* [What is expected]: Every record must be repeated exactly, with no omission.

-*-*-

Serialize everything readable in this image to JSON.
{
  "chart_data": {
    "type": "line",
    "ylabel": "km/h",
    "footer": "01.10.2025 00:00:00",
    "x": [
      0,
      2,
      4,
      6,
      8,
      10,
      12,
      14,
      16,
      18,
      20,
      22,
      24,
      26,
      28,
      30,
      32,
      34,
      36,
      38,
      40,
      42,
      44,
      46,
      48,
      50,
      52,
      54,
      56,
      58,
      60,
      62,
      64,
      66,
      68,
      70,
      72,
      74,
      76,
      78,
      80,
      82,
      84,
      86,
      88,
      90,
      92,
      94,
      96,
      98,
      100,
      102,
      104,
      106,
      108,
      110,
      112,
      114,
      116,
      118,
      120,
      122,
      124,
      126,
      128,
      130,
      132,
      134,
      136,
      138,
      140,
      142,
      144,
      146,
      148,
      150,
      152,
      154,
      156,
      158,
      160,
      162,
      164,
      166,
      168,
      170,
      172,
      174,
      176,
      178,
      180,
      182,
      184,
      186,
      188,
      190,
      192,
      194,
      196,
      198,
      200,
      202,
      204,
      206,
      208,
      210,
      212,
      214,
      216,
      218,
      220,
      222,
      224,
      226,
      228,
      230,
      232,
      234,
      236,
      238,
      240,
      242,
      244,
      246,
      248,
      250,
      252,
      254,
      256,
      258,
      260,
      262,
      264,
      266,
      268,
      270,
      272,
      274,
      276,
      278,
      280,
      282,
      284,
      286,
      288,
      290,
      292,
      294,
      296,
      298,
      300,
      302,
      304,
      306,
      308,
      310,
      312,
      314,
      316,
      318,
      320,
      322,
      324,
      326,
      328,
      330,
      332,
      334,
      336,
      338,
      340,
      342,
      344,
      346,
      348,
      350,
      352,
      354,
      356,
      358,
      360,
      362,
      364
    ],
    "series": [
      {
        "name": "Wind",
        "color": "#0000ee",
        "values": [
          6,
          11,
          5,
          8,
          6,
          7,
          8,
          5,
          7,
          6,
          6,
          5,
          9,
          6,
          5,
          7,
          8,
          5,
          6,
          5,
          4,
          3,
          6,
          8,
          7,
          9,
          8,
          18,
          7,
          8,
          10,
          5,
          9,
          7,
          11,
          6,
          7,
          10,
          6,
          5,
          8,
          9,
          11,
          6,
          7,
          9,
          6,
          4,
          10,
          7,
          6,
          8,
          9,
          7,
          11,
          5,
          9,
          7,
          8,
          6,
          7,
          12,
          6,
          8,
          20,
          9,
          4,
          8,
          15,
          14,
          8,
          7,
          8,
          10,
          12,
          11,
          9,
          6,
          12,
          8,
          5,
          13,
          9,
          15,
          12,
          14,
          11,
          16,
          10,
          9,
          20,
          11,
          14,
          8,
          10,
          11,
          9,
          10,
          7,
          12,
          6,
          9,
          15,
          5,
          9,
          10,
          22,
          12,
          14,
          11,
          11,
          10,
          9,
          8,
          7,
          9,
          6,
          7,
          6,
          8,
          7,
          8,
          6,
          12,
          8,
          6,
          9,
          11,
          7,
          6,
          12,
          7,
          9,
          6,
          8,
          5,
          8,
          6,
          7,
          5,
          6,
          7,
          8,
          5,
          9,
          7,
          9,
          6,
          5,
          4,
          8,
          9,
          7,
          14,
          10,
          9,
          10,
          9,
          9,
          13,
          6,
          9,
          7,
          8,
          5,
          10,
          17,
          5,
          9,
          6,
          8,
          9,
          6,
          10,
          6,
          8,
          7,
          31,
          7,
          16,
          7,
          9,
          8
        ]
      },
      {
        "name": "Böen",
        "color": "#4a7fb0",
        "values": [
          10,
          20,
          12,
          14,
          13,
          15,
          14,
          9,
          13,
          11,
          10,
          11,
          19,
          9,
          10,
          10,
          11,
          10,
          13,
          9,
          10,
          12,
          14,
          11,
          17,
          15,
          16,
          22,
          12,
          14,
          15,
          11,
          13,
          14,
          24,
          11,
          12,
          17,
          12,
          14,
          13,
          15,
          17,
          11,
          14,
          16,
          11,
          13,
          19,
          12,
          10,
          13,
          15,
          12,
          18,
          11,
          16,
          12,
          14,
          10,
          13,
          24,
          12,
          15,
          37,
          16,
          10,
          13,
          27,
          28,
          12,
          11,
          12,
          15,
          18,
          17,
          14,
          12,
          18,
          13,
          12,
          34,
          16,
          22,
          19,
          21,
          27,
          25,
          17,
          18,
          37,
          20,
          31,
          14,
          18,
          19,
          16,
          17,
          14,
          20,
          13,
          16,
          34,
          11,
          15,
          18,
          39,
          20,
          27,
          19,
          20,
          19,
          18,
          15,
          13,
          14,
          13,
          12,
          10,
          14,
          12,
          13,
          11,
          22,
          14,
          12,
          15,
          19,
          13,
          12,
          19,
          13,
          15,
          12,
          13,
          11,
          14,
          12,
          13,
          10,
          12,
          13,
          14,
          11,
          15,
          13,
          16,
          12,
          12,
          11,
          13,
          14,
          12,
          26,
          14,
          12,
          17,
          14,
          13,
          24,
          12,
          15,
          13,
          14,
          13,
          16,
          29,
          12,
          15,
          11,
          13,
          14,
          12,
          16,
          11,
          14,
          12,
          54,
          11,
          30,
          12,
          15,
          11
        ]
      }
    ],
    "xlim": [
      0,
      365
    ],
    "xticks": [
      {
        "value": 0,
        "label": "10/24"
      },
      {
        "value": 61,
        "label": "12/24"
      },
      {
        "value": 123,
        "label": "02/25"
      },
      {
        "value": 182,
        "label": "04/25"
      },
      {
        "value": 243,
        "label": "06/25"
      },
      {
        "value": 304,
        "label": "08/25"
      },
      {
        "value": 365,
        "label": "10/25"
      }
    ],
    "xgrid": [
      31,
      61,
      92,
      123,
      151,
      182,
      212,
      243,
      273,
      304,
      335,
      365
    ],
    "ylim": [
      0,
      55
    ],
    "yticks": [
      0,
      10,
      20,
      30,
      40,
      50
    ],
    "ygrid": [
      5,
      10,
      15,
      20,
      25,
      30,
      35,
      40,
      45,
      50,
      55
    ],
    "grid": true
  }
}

-*-*-

* [Exercise output]:
Serialize everything readable in this image to JSON.
{
  "chart_data": {
    "type": "line",
    "ylabel": "km/h",
    "footer": "01.10.2025 00:00:00",
    "x": [
      0,
      2,
      4,
      6,
      8,
      10,
      12,
      14,
      16,
      18,
      20,
      22,
      24,
      26,
      28,
      30,
      32,
      34,
      36,
      38,
      40,
      42,
      44,
      46,
      48,
      50,
      52,
      54,
      56,
      58,
      60,
      62,
      64,
      66,
      68,
      70,
      72,
      74,
      76,
      78,
      80,
      82,
      84,
      86,
      88,
      90,
      92,
      94,
      96,
      98,
      100,
      102,
      104,
      106,
      108,
      110,
      112,
      114,
      116,
      118,
      120,
      122,
      124,
      126,
      128,
      130,
      132,
      134,
      136,
      138,
      140,
      142,
      144,
      146,
      148,
      150,
      152,
      154,
      156,
      158,
      160,
      162,
      164,
      166,
      168,
      170,
      172,
      174,
      176,
      178,
      180,
      182,
      184,
      186,
      188,
      190,
      192,
      194,
      196,
      198,
      200,
      202,
      204,
      206,
      208,
      210,
      212,
      214,
      216,
      218,
      220,
      222,
      224,
      226,
      228,
      230,
      232,
      234,
      236,
      238,
      240,
      242,
      244,
      246,
      248,
      250,
      252,
      254,
      256,
      258,
      260,
      262,
      264,
      266,
      268,
      270,
      272,
      274,
      276,
      278,
      280,
      282,
      284,
      286,
      288,
      290,
      292,
      294,
      296,
      298,
      300,
      302,
      304,
      306,
      308,
      310,
      312,
      314,
      316,
      318,
      320,
      322,
      324,
      326,
      328,
      330,
      332,
      334,
      336,
      338,
      340,
      342,
      344,
      346,
      348,
      350,
      352,
      354,
      356,
      358,
      360,
      362,
      364
    ],
    "series": [
      {
        "name": "Wind",
        "color": "#0000ee",
        "values": [
          6,
          11,
          5,
          8,
          6,
          7,
          8,
          5,
          7,
          6,
          6,
          5,
          9,
          6,
          5,
          7,
          8,
          5,
          6,
          5,
          4,
          3,
          6,
          8,
          7,
          9,
          8,
          18,
          7,
          8,
          10,
          5,
          9,
          7,
          11,
          6,
          7,
          10,
          6,
          5,
          8,
          9,
          11,
          6,
          7,
          9,
          6,
          4,
          10,
          7,
          6,
          8,
          9,
          7,
          11,
          5,
          9,
          7,
          8,
          6,
          7,
          12,
          6,
          8,
          20,
          9,
          4,
          8,
          15,
          14,
          8,
          7,
          8,
          10,
          12,
          11,
          9,
          6,
          12,
          8,
          5,
          13,
          9,
          15,
          12,
          14,
          11,
          16,
          10,
          9,
          20,
          11,
          14,
          8,
          10,
          11,
          9,
          10,
          7,
          12,
          6,
          9,
          15,
          5,
          9,
          10,
          22,
          12,
          14,
          11,
          11,
          10,
          9,
          8,
          7,
          9,
          6,
          7,
          6,
          8,
          7,
          8,
          6,
          12,
          8,
          6,
          9,
          11,
          7,
          6,
          12,
          7,
          9,
          6,
          8,
          5,
          8,
          6,
          7,
          5,
          6,
          7,
          8,
          5,
          9,
          7,
          9,
          6,
          5,
          4,
          8,
          9,
          7,
          14,
          10,
          9,
          10,
          9,
          9,
          13,
          6,
          9,
          7,
          8,
          5,
          10,
          17,
          5,
          9,
          6,
          8,
          9,
          6,
          10,
          6,
          8,
          7,
          31,
          7,
          16,
          7,
          9,
          8
        ]
      },
      {
        "name": "Böen",
        "color": "#4a7fb0",
        "values": [
          10,
          20,
          12,
          14,
          13,
          15,
          14,
          9,
          13,
          11,
          10,
          11,
          19,
          9,
          10,
          10,
          11,
          10,
          13,
          9,
          10,
          12,
          14,
          11,
          17,
          15,
          16,
          22,
          12,
          14,
          15,
          11,
          13,
          14,
          24,
          11,
          12,
          17,
          12,
          14,
          13,
          15,
          17,
          11,
          14,
          16,
          11,
          13,
          19,
          12,
          10,
          13,
          15,
          12,
          18,
          11,
          16,
          12,
          14,
          10,
          13,
          24,
          12,
          15,
          37,
          16,
          10,
          13,
          27,
          28,
          12,
          11,
          12,
          15,
          18,
          17,
          14,
          12,
          18,
          13,
          12,
          34,
          16,
          22,
          19,
          21,
          27,
          25,
          17,
          18,
          37,
          20,
          31,
          14,
          18,
          19,
          16,
          17,
          14,
          20,
          13,
          16,
          34,
          11,
          15,
          18,
          39,
          20,
          27,
          19,
          20,
          19,
          18,
          15,
          13,
          14,
          13,
          12,
          10,
          14,
          12,
          13,
          11,
          22,
          14,
          12,
          15,
          19,
          13,
          12,
          19,
          13,
          15,
          12,
          13,
          11,
          14,
          12,
          13,
          10,
          12,
          13,
          14,
          11,
          15,
          13,
          16,
          12,
          12,
          11,
          13,
          14,
          12,
          26,
          14,
          12,
          17,
          14,
          13,
          24,
          12,
          15,
          13,
          14,
          13,
          16,
          29,
          12,
          15,
          11,
          13,
          14,
          12,
          16,
          11,
          14,
          12,
          54,
          11,
          30,
          12,
          15,
          11
        ]
      }
    ],
    "xlim": [
      0,
      365
    ],
    "xticks": [
      {
        "value": 0,
        "label": "10/24"
      },
      {
        "value": 61,
        "label": "12/24"
      },
      {
        "value": 123,
        "label": "02/25"
      },
      {
        "value": 182,
        "label": "04/25"
      },
      {
        "value": 243,
        "label": "06/25"
      },
      {
        "value": 304,
        "label": "08/25"
      },
      {
        "value": 365,
        "label": "10/25"
      }
    ],
    "xgrid": [
      31,
      61,
      92,
      123,
      151,
      182,
      212,
      243,
      273,
      304,
      335,
      365
    ],
    "ylim": [
      0,
      55
    ],
    "yticks": [
      0,
      10,
      20,
      30,
      40,
      50
    ],
    "ygrid": [
      5,
      10,
      15,
      20,
      25,
      30,
      35,
      40,
      45,
      50,
      55
    ],
    "grid": true
  }
}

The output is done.